Records

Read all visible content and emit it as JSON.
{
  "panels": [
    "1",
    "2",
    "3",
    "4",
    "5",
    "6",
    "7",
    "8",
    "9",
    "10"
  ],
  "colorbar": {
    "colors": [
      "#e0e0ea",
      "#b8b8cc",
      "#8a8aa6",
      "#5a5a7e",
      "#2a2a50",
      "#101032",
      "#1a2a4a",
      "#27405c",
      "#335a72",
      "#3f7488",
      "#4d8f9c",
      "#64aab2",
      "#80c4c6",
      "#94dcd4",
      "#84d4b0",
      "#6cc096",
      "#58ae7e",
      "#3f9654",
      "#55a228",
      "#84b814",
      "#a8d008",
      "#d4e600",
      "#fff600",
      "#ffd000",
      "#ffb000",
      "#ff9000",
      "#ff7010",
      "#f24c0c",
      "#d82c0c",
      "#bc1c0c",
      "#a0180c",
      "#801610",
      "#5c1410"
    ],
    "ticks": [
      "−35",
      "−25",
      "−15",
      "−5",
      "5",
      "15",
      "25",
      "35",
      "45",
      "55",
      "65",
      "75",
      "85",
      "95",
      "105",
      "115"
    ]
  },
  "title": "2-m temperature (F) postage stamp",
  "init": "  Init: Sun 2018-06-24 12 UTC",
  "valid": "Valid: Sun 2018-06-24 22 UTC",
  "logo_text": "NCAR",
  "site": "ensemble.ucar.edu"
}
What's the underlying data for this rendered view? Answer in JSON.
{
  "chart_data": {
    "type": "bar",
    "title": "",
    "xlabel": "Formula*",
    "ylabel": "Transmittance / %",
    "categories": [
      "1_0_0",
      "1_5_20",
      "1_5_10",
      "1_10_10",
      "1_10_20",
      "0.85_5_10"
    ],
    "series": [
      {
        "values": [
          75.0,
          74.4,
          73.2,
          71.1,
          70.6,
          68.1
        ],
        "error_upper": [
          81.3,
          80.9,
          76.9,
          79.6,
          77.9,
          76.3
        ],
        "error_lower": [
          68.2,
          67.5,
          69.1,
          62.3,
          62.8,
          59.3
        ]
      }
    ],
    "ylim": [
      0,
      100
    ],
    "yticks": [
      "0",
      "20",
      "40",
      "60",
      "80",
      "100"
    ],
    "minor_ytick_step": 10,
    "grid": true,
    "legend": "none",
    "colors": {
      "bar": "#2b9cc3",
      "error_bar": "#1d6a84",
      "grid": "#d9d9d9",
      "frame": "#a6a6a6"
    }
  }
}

**JOB**
Take the entries above and copy them out exactly.

**CORRECT ANSWER**
Read all visible content and emit it as JSON.
{
  "panels": [
    "1",
    "2",
    "3",
    "4",
    "5",
    "6",
    "7",
    "8",
    "9",
    "10"
  ],
  "colorbar": {
    "colors": [
      "#e0e0ea",
      "#b8b8cc",
      "#8a8aa6",
      "#5a5a7e",
      "#2a2a50",
      "#101032",
      "#1a2a4a",
      "#27405c",
      "#335a72",
      "#3f7488",
      "#4d8f9c",
      "#64aab2",
      "#80c4c6",
      "#94dcd4",
      "#84d4b0",
      "#6cc096",
      "#58ae7e",
      "#3f9654",
      "#55a228",
      "#84b814",
      "#a8d008",
      "#d4e600",
      "#fff600",
      "#ffd000",
      "#ffb000",
      "#ff9000",
      "#ff7010",
      "#f24c0c",
      "#d82c0c",
      "#bc1c0c",
      "#a0180c",
      "#801610",
      "#5c1410"
    ],
    "ticks": [
      "−35",
      "−25",
      "−15",
      "−5",
      "5",
      "15",
      "25",
      "35",
      "45",
      "55",
      "65",
      "75",
      "85",
      "95",
      "105",
      "115"
    ]
  },
  "title": "2-m temperature (F) postage stamp",
  "init": "  Init: Sun 2018-06-24 12 UTC",
  "valid": "Valid: Sun 2018-06-24 22 UTC",
  "logo_text": "NCAR",
  "site": "ensemble.ucar.edu"
}
What's the underlying data for this rendered view? Answer in JSON.
{
  "chart_data": {
    "type": "bar",
    "title": "",
    "xlabel": "Formula*",
    "ylabel": "Transmittance / %",
    "categories": [
      "1_0_0",
      "1_5_20",
      "1_5_10",
      "1_10_10",
      "1_10_20",
      "0.85_5_10"
    ],
    "series": [
      {
        "values": [
          75.0,
          74.4,
          73.2,
          71.1,
          70.6,
          68.1
        ],
        "error_upper": [
          81.3,
          80.9,
          76.9,
          79.6,
          77.9,
          76.3
        ],
        "error_lower": [
          68.2,
          67.5,
          69.1,
          62.3,
          62.8,
          59.3
        ]
      }
    ],
    "ylim": [
      0,
      100
    ],
    "yticks": [
      "0",
      "20",
      "40",
      "60",
      "80",
      "100"
    ],
    "minor_ytick_step": 10,
    "grid": true,
    "legend": "none",
    "colors": {
      "bar": "#2b9cc3",
      "error_bar": "#1d6a84",
      "grid": "#d9d9d9",
      "frame": "#a6a6a6"
    }
  }
}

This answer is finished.